[Records from a collection]
━━━━

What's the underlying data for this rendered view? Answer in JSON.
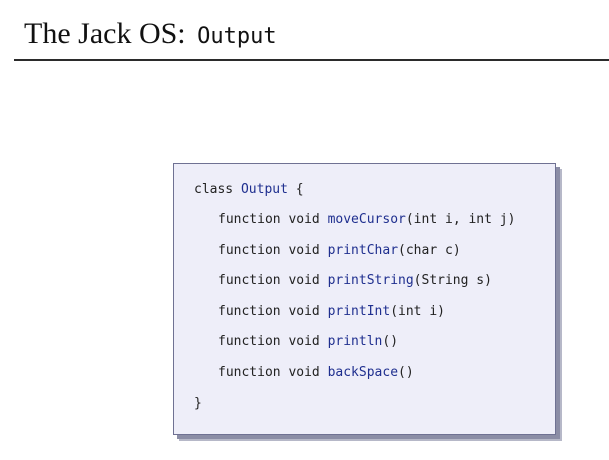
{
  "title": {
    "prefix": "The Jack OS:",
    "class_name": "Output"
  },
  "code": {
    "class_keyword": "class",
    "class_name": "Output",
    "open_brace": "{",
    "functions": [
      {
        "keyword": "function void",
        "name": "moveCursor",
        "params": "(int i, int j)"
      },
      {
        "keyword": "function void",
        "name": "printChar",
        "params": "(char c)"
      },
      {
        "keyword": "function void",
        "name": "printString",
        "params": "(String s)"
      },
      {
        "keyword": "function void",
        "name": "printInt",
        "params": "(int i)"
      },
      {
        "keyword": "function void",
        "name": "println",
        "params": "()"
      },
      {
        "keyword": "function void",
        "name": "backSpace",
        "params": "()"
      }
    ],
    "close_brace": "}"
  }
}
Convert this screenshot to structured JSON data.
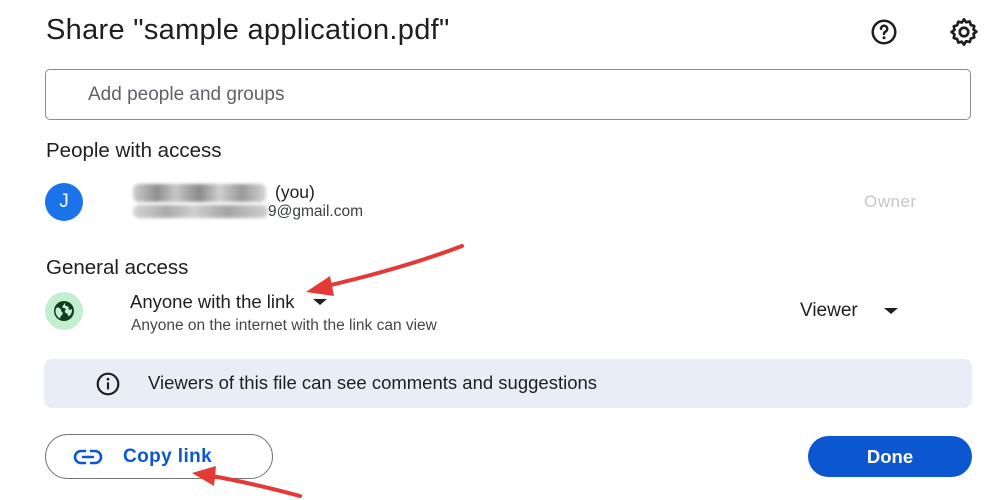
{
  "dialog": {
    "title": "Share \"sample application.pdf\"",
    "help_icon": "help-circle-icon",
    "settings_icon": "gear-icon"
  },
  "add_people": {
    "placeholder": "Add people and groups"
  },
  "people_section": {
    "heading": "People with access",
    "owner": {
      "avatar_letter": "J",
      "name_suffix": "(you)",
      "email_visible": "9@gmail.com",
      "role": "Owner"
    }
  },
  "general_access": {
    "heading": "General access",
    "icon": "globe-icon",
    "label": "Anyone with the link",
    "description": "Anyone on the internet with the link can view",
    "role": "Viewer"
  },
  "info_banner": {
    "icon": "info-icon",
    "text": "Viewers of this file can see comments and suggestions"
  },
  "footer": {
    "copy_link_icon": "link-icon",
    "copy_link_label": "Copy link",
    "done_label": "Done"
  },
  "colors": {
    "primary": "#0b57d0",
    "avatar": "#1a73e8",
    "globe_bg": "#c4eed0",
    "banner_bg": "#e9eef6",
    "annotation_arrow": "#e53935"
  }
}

━━━━

Extract the text of all the records above verbatim, excluding pictures.

| Problem solution |
What's the underlying data for this rendered view? Answer in JSON.
{
  "title": {
    "prefix": "The Jack OS:",
    "class_name": "Output"
  },
  "code": {
    "class_keyword": "class",
    "class_name": "Output",
    "open_brace": "{",
    "functions": [
      {
        "keyword": "function void",
        "name": "moveCursor",
        "params": "(int i, int j)"
      },
      {
        "keyword": "function void",
        "name": "printChar",
        "params": "(char c)"
      },
      {
        "keyword": "function void",
        "name": "printString",
        "params": "(String s)"
      },
      {
        "keyword": "function void",
        "name": "printInt",
        "params": "(int i)"
      },
      {
        "keyword": "function void",
        "name": "println",
        "params": "()"
      },
      {
        "keyword": "function void",
        "name": "backSpace",
        "params": "()"
      }
    ],
    "close_brace": "}"
  }
}
Convert this screenshot to structured JSON data.
{
  "dialog": {
    "title": "Share \"sample application.pdf\"",
    "help_icon": "help-circle-icon",
    "settings_icon": "gear-icon"
  },
  "add_people": {
    "placeholder": "Add people and groups"
  },
  "people_section": {
    "heading": "People with access",
    "owner": {
      "avatar_letter": "J",
      "name_suffix": "(you)",
      "email_visible": "9@gmail.com",
      "role": "Owner"
    }
  },
  "general_access": {
    "heading": "General access",
    "icon": "globe-icon",
    "label": "Anyone with the link",
    "description": "Anyone on the internet with the link can view",
    "role": "Viewer"
  },
  "info_banner": {
    "icon": "info-icon",
    "text": "Viewers of this file can see comments and suggestions"
  },
  "footer": {
    "copy_link_icon": "link-icon",
    "copy_link_label": "Copy link",
    "done_label": "Done"
  },
  "colors": {
    "primary": "#0b57d0",
    "avatar": "#1a73e8",
    "globe_bg": "#c4eed0",
    "banner_bg": "#e9eef6",
    "annotation_arrow": "#e53935"
  }
}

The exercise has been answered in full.